— What you need to do —
Lines that contain "north" are to be counted; give only their number.

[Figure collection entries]
┌────────
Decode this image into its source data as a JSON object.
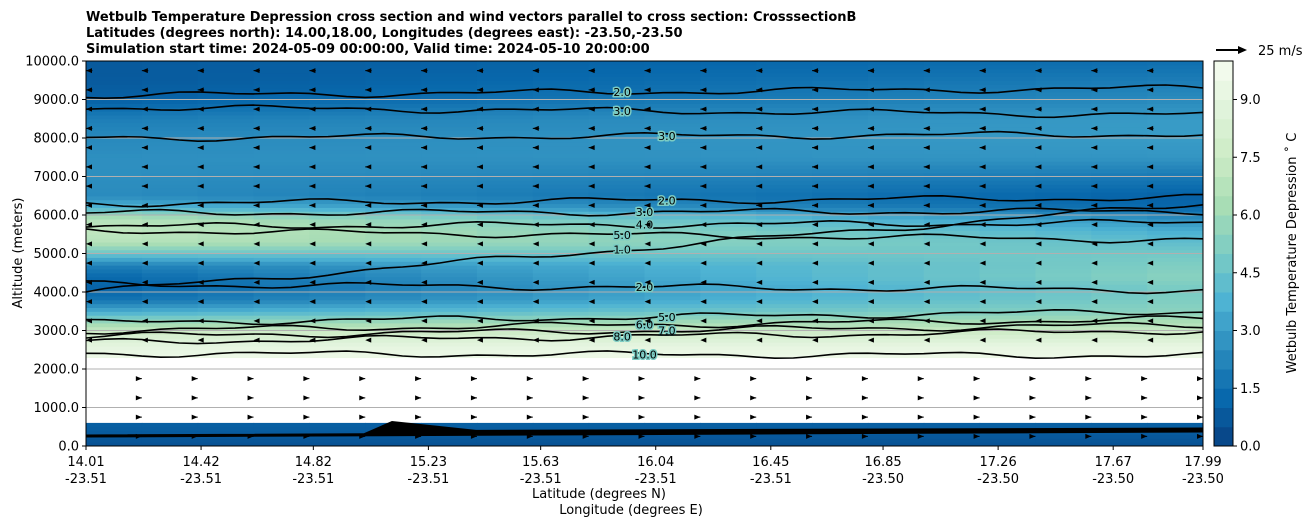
{
  "chart_data": {
    "type": "heatmap",
    "title_lines": [
      "Wetbulb Temperature Depression cross section and wind vectors parallel to cross section: CrosssectionB",
      "Latitudes (degrees north): 14.00,18.00, Longitudes (degrees east): -23.50,-23.50",
      "Simulation start time: 2024-05-09 00:00:00, Valid time: 2024-05-10 20:00:00"
    ],
    "xlabel": "Latitude (degrees N)",
    "xlabel2": "Longitude (degrees E)",
    "ylabel": "Altitude (meters)",
    "x_ticks": [
      {
        "lat": "14.01",
        "lon": "-23.51",
        "v": 14.01
      },
      {
        "lat": "14.42",
        "lon": "-23.51",
        "v": 14.42
      },
      {
        "lat": "14.82",
        "lon": "-23.51",
        "v": 14.82
      },
      {
        "lat": "15.23",
        "lon": "-23.51",
        "v": 15.23
      },
      {
        "lat": "15.63",
        "lon": "-23.51",
        "v": 15.63
      },
      {
        "lat": "16.04",
        "lon": "-23.51",
        "v": 16.04
      },
      {
        "lat": "16.45",
        "lon": "-23.51",
        "v": 16.45
      },
      {
        "lat": "16.85",
        "lon": "-23.50",
        "v": 16.85
      },
      {
        "lat": "17.26",
        "lon": "-23.50",
        "v": 17.26
      },
      {
        "lat": "17.67",
        "lon": "-23.50",
        "v": 17.67
      },
      {
        "lat": "17.99",
        "lon": "-23.50",
        "v": 17.99
      }
    ],
    "xlim": [
      14.01,
      17.99
    ],
    "y_ticks": [
      "0.0",
      "1000.0",
      "2000.0",
      "3000.0",
      "4000.0",
      "5000.0",
      "6000.0",
      "7000.0",
      "8000.0",
      "9000.0",
      "10000.0"
    ],
    "ylim": [
      0,
      10000
    ],
    "grid": "horizontal",
    "colorbar": {
      "label": "Wetbulb Temperature Depression ˚ C",
      "ticks": [
        "0.0",
        "1.5",
        "3.0",
        "4.5",
        "6.0",
        "7.5",
        "9.0"
      ],
      "range": [
        0,
        10
      ],
      "colormap": "GnBu_r",
      "colors": [
        "#084081",
        "#0868ac",
        "#2b8cbe",
        "#4eb3d3",
        "#7bccc4",
        "#a8ddb5",
        "#ccebc5",
        "#e0f3db",
        "#f7fcf0"
      ]
    },
    "quiver_key": {
      "label": "25 m/s",
      "speed": 25
    },
    "depression_profile": {
      "description_units": "degC at altitude (m)",
      "altitude": [
        0,
        300,
        600,
        2000,
        2300,
        2600,
        2900,
        3200,
        3500,
        3800,
        4100,
        4400,
        4700,
        5000,
        5300,
        5600,
        5900,
        6200,
        6500,
        7000,
        7500,
        8000,
        8500,
        9000,
        9500,
        10000
      ],
      "west": [
        0.5,
        0.8,
        1.0,
        null,
        9.5,
        9.0,
        8.0,
        6.0,
        3.5,
        1.6,
        1.0,
        1.2,
        2.0,
        4.5,
        6.8,
        7.2,
        6.8,
        4.0,
        2.5,
        2.6,
        2.6,
        2.4,
        2.0,
        1.0,
        0.8,
        0.8
      ],
      "east": [
        0.5,
        0.8,
        1.0,
        null,
        9.5,
        9.2,
        8.0,
        6.5,
        5.5,
        5.2,
        5.0,
        5.5,
        5.2,
        4.8,
        4.2,
        3.5,
        2.5,
        1.2,
        1.0,
        1.8,
        2.8,
        3.0,
        3.0,
        2.5,
        2.0,
        1.5
      ]
    },
    "contours": [
      {
        "label": "1.0",
        "alt_west": 4000,
        "alt_east": 6300
      },
      {
        "label": "2.0",
        "alt_west": 4200,
        "alt_east": 4050
      },
      {
        "label": "2.0",
        "alt_west": 6300,
        "alt_east": 6450
      },
      {
        "label": "2.0",
        "alt_west": 9100,
        "alt_east": 9300
      },
      {
        "label": "3.0",
        "alt_west": 6050,
        "alt_east": 6100
      },
      {
        "label": "3.0",
        "alt_west": 8000,
        "alt_east": 8100
      },
      {
        "label": "3.0",
        "alt_west": 8800,
        "alt_east": 8600
      },
      {
        "label": "4.0",
        "alt_west": 5700,
        "alt_east": 5800
      },
      {
        "label": "5.0",
        "alt_west": 3200,
        "alt_east": 3500
      },
      {
        "label": "5.0",
        "alt_west": 5600,
        "alt_east": 5350
      },
      {
        "label": "6.0",
        "alt_west": 3000,
        "alt_east": 3300
      },
      {
        "label": "7.0",
        "alt_west": 2850,
        "alt_east": 3150
      },
      {
        "label": "8.0",
        "alt_west": 2700,
        "alt_east": 3000
      },
      {
        "label": "10.0",
        "alt_west": 2400,
        "alt_east": 2350
      }
    ],
    "wind_vectors": [
      {
        "alt_min": 8000,
        "alt_max": 10000,
        "direction": "south",
        "speed": 4
      },
      {
        "alt_min": 6000,
        "alt_max": 8000,
        "direction": "south",
        "speed": 2
      },
      {
        "alt_min": 4000,
        "alt_max": 6000,
        "direction": "south",
        "speed": 1
      },
      {
        "alt_min": 2500,
        "alt_max": 4000,
        "direction": "south",
        "speed": 0.5
      },
      {
        "alt_min": 0,
        "alt_max": 2000,
        "direction": "north",
        "speed": 1.5
      }
    ]
  }
}
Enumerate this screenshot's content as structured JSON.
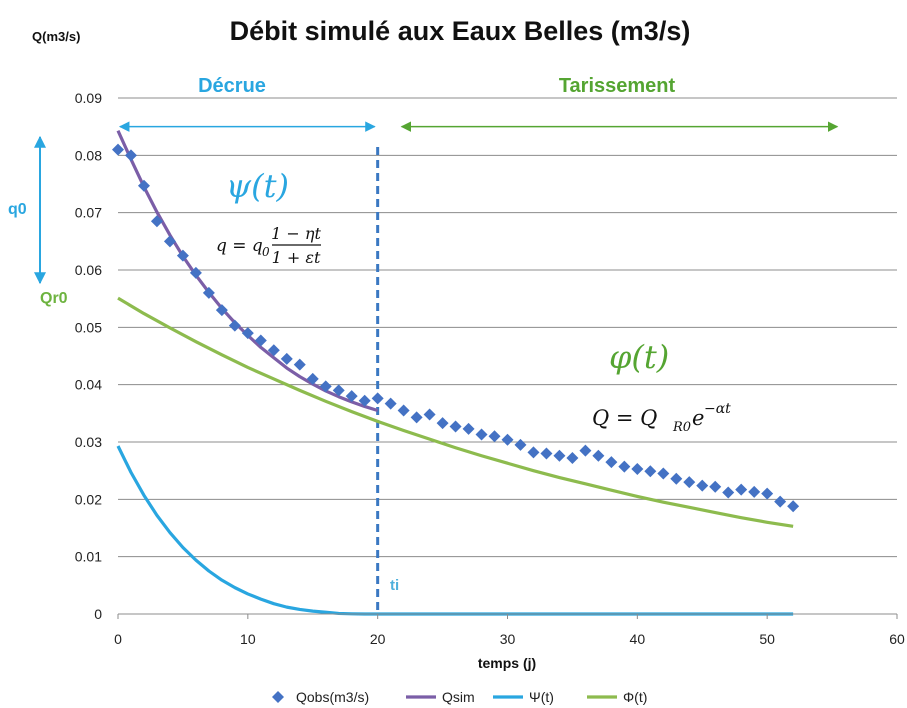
{
  "chart_data": {
    "type": "line",
    "title": "Débit simulé aux Eaux Belles (m3/s)",
    "ylabel": "Q(m3/s)",
    "xlabel": "temps (j)",
    "xlim": [
      0,
      60
    ],
    "ylim": [
      0,
      0.09
    ],
    "x_ticks": [
      "0",
      "10",
      "20",
      "30",
      "40",
      "50",
      "60"
    ],
    "y_ticks": [
      "0",
      "0.01",
      "0.02",
      "0.03",
      "0.04",
      "0.05",
      "0.06",
      "0.07",
      "0.08",
      "0.09"
    ],
    "grid": "horizontal",
    "legend_position": "bottom",
    "annotations": {
      "phase_decrue": "Décrue",
      "phase_tarissement": "Tarissement",
      "q0_label": "q0",
      "qr0_label": "Qr0",
      "ti_label": "ti",
      "ti_x": 20,
      "psi_label": "ψ(t)",
      "phi_label": "φ(t)",
      "eq_q": "q = q",
      "eq_q_sub": "0",
      "eq_num": "1 − ηt",
      "eq_den": "1 + εt",
      "eq_Q": "Q = Q",
      "eq_Q_sub": "R0",
      "eq_Q_base": "e",
      "eq_Q_exp": "−αt"
    },
    "series": [
      {
        "name": "Qobs(m3/s)",
        "type": "scatter",
        "color": "#4472c4",
        "x": [
          0,
          1,
          2,
          3,
          4,
          5,
          6,
          7,
          8,
          9,
          10,
          11,
          12,
          13,
          14,
          15,
          16,
          17,
          18,
          19,
          20,
          21,
          22,
          23,
          24,
          25,
          26,
          27,
          28,
          29,
          30,
          31,
          32,
          33,
          34,
          35,
          36,
          37,
          38,
          39,
          40,
          41,
          42,
          43,
          44,
          45,
          46,
          47,
          48,
          49,
          50,
          51,
          52
        ],
        "y": [
          0.081,
          0.08,
          0.0747,
          0.0685,
          0.065,
          0.0625,
          0.0595,
          0.056,
          0.053,
          0.0503,
          0.049,
          0.0477,
          0.046,
          0.0445,
          0.0435,
          0.041,
          0.0397,
          0.039,
          0.038,
          0.0372,
          0.0376,
          0.0367,
          0.0355,
          0.0343,
          0.0348,
          0.0333,
          0.0327,
          0.0323,
          0.0313,
          0.031,
          0.0304,
          0.0295,
          0.0282,
          0.028,
          0.0276,
          0.0272,
          0.0285,
          0.0276,
          0.0265,
          0.0257,
          0.0253,
          0.0249,
          0.0245,
          0.0236,
          0.023,
          0.0224,
          0.0222,
          0.0212,
          0.0217,
          0.0213,
          0.021,
          0.0196,
          0.0188
        ]
      },
      {
        "name": "Qsim",
        "type": "line",
        "color": "#7b5ea7",
        "x": [
          0,
          1,
          2,
          3,
          4,
          5,
          6,
          7,
          8,
          9,
          10,
          11,
          12,
          13,
          14,
          15,
          16,
          17,
          18,
          19,
          20
        ],
        "y": [
          0.0843,
          0.0793,
          0.0745,
          0.0701,
          0.0661,
          0.0624,
          0.0591,
          0.0561,
          0.0533,
          0.0508,
          0.0486,
          0.0465,
          0.0447,
          0.0429,
          0.0414,
          0.0401,
          0.0389,
          0.0379,
          0.037,
          0.0362,
          0.0355
        ]
      },
      {
        "name": "Ψ(t)",
        "type": "line",
        "color": "#29a6e0",
        "x": [
          0,
          1,
          2,
          3,
          4,
          5,
          6,
          7,
          8,
          9,
          10,
          11,
          12,
          13,
          14,
          15,
          16,
          17,
          18,
          19,
          20,
          25,
          30,
          35,
          40,
          45,
          50,
          52
        ],
        "y": [
          0.0293,
          0.0247,
          0.0207,
          0.0172,
          0.0142,
          0.0116,
          0.0094,
          0.0075,
          0.0059,
          0.0046,
          0.0035,
          0.0026,
          0.0018,
          0.0012,
          0.0008,
          0.0005,
          0.0003,
          0.0001,
          3e-05,
          0,
          0,
          0,
          0,
          0,
          0,
          0,
          0,
          0
        ]
      },
      {
        "name": "Φ(t)",
        "type": "line",
        "color": "#8dbb4e",
        "x": [
          0,
          2,
          4,
          6,
          8,
          10,
          12,
          14,
          16,
          18,
          20,
          22,
          24,
          26,
          28,
          30,
          32,
          34,
          36,
          38,
          40,
          42,
          44,
          46,
          48,
          50,
          52
        ],
        "y": [
          0.0551,
          0.0524,
          0.0499,
          0.0475,
          0.0452,
          0.043,
          0.041,
          0.039,
          0.0371,
          0.0353,
          0.0336,
          0.032,
          0.0305,
          0.029,
          0.0276,
          0.0263,
          0.025,
          0.0238,
          0.0227,
          0.0216,
          0.0205,
          0.0195,
          0.0186,
          0.0177,
          0.0168,
          0.016,
          0.0153
        ]
      }
    ]
  }
}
└────────
— Task solution —
2